• Task to complete:
Each record is to be duplicated exactly, with nothing added.

BEGIN Data

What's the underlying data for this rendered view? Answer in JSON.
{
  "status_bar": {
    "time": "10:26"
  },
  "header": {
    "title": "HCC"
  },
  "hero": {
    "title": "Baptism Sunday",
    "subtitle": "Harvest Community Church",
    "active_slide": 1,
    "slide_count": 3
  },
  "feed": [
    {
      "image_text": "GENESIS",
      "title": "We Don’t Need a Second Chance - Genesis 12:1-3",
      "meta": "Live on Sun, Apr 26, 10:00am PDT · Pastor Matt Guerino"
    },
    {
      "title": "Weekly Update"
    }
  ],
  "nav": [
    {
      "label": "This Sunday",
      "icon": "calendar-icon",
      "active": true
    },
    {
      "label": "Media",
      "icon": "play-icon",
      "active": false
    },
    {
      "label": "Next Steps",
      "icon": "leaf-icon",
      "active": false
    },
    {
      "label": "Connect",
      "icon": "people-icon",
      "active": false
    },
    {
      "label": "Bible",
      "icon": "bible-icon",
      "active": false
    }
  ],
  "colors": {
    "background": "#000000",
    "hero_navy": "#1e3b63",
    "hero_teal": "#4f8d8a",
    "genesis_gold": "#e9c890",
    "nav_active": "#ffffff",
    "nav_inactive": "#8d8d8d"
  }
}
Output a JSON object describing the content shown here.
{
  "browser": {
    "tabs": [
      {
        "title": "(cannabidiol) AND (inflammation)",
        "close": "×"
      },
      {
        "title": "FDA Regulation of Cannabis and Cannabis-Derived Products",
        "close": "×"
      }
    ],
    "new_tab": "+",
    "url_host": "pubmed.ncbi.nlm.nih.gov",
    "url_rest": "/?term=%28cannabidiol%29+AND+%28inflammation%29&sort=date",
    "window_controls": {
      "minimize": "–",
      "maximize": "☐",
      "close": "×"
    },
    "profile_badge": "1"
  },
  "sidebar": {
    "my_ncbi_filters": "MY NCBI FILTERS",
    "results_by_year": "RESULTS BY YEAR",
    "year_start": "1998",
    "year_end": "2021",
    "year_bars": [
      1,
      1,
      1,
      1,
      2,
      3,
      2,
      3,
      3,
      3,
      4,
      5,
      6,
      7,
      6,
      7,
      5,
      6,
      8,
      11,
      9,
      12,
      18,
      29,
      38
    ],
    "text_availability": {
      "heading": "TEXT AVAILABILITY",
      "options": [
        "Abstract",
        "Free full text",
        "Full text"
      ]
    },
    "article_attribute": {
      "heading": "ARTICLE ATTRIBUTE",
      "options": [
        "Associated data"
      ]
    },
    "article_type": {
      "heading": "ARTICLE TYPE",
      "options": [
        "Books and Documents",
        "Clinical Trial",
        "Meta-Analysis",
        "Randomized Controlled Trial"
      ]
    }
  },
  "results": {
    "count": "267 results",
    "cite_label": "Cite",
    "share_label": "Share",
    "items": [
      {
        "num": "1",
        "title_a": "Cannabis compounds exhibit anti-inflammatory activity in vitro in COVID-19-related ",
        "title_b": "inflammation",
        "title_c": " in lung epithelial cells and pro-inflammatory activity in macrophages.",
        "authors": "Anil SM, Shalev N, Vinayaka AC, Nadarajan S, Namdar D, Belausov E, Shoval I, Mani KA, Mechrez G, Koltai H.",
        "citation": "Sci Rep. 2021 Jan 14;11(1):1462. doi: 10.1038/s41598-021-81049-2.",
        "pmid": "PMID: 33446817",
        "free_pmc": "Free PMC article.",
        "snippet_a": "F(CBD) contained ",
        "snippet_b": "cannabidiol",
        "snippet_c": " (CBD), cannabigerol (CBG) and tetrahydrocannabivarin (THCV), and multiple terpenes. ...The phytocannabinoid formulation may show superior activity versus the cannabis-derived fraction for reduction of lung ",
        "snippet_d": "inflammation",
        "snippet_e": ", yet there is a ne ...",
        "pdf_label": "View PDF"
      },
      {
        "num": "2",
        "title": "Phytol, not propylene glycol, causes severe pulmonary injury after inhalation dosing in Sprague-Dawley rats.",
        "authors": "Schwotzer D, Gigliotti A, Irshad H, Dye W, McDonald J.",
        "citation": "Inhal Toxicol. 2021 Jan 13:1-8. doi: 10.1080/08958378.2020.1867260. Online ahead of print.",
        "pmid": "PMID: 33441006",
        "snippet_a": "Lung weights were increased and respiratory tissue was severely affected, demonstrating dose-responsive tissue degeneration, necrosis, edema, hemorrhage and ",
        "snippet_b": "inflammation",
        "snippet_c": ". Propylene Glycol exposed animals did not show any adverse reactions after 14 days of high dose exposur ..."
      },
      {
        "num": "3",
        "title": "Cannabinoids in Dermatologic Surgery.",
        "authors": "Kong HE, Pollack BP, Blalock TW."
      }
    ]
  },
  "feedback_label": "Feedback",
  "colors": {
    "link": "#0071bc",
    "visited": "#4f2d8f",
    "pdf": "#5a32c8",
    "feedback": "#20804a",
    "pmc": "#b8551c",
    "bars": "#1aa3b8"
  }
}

END Data

• Final answer:
What's the underlying data for this rendered view? Answer in JSON.
{
  "status_bar": {
    "time": "10:26"
  },
  "header": {
    "title": "HCC"
  },
  "hero": {
    "title": "Baptism Sunday",
    "subtitle": "Harvest Community Church",
    "active_slide": 1,
    "slide_count": 3
  },
  "feed": [
    {
      "image_text": "GENESIS",
      "title": "We Don’t Need a Second Chance - Genesis 12:1-3",
      "meta": "Live on Sun, Apr 26, 10:00am PDT · Pastor Matt Guerino"
    },
    {
      "title": "Weekly Update"
    }
  ],
  "nav": [
    {
      "label": "This Sunday",
      "icon": "calendar-icon",
      "active": true
    },
    {
      "label": "Media",
      "icon": "play-icon",
      "active": false
    },
    {
      "label": "Next Steps",
      "icon": "leaf-icon",
      "active": false
    },
    {
      "label": "Connect",
      "icon": "people-icon",
      "active": false
    },
    {
      "label": "Bible",
      "icon": "bible-icon",
      "active": false
    }
  ],
  "colors": {
    "background": "#000000",
    "hero_navy": "#1e3b63",
    "hero_teal": "#4f8d8a",
    "genesis_gold": "#e9c890",
    "nav_active": "#ffffff",
    "nav_inactive": "#8d8d8d"
  }
}
Output a JSON object describing the content shown here.
{
  "browser": {
    "tabs": [
      {
        "title": "(cannabidiol) AND (inflammation)",
        "close": "×"
      },
      {
        "title": "FDA Regulation of Cannabis and Cannabis-Derived Products",
        "close": "×"
      }
    ],
    "new_tab": "+",
    "url_host": "pubmed.ncbi.nlm.nih.gov",
    "url_rest": "/?term=%28cannabidiol%29+AND+%28inflammation%29&sort=date",
    "window_controls": {
      "minimize": "–",
      "maximize": "☐",
      "close": "×"
    },
    "profile_badge": "1"
  },
  "sidebar": {
    "my_ncbi_filters": "MY NCBI FILTERS",
    "results_by_year": "RESULTS BY YEAR",
    "year_start": "1998",
    "year_end": "2021",
    "year_bars": [
      1,
      1,
      1,
      1,
      2,
      3,
      2,
      3,
      3,
      3,
      4,
      5,
      6,
      7,
      6,
      7,
      5,
      6,
      8,
      11,
      9,
      12,
      18,
      29,
      38
    ],
    "text_availability": {
      "heading": "TEXT AVAILABILITY",
      "options": [
        "Abstract",
        "Free full text",
        "Full text"
      ]
    },
    "article_attribute": {
      "heading": "ARTICLE ATTRIBUTE",
      "options": [
        "Associated data"
      ]
    },
    "article_type": {
      "heading": "ARTICLE TYPE",
      "options": [
        "Books and Documents",
        "Clinical Trial",
        "Meta-Analysis",
        "Randomized Controlled Trial"
      ]
    }
  },
  "results": {
    "count": "267 results",
    "cite_label": "Cite",
    "share_label": "Share",
    "items": [
      {
        "num": "1",
        "title_a": "Cannabis compounds exhibit anti-inflammatory activity in vitro in COVID-19-related ",
        "title_b": "inflammation",
        "title_c": " in lung epithelial cells and pro-inflammatory activity in macrophages.",
        "authors": "Anil SM, Shalev N, Vinayaka AC, Nadarajan S, Namdar D, Belausov E, Shoval I, Mani KA, Mechrez G, Koltai H.",
        "citation": "Sci Rep. 2021 Jan 14;11(1):1462. doi: 10.1038/s41598-021-81049-2.",
        "pmid": "PMID: 33446817",
        "free_pmc": "Free PMC article.",
        "snippet_a": "F(CBD) contained ",
        "snippet_b": "cannabidiol",
        "snippet_c": " (CBD), cannabigerol (CBG) and tetrahydrocannabivarin (THCV), and multiple terpenes. ...The phytocannabinoid formulation may show superior activity versus the cannabis-derived fraction for reduction of lung ",
        "snippet_d": "inflammation",
        "snippet_e": ", yet there is a ne ...",
        "pdf_label": "View PDF"
      },
      {
        "num": "2",
        "title": "Phytol, not propylene glycol, causes severe pulmonary injury after inhalation dosing in Sprague-Dawley rats.",
        "authors": "Schwotzer D, Gigliotti A, Irshad H, Dye W, McDonald J.",
        "citation": "Inhal Toxicol. 2021 Jan 13:1-8. doi: 10.1080/08958378.2020.1867260. Online ahead of print.",
        "pmid": "PMID: 33441006",
        "snippet_a": "Lung weights were increased and respiratory tissue was severely affected, demonstrating dose-responsive tissue degeneration, necrosis, edema, hemorrhage and ",
        "snippet_b": "inflammation",
        "snippet_c": ". Propylene Glycol exposed animals did not show any adverse reactions after 14 days of high dose exposur ..."
      },
      {
        "num": "3",
        "title": "Cannabinoids in Dermatologic Surgery.",
        "authors": "Kong HE, Pollack BP, Blalock TW."
      }
    ]
  },
  "feedback_label": "Feedback",
  "colors": {
    "link": "#0071bc",
    "visited": "#4f2d8f",
    "pdf": "#5a32c8",
    "feedback": "#20804a",
    "pmc": "#b8551c",
    "bars": "#1aa3b8"
  }
}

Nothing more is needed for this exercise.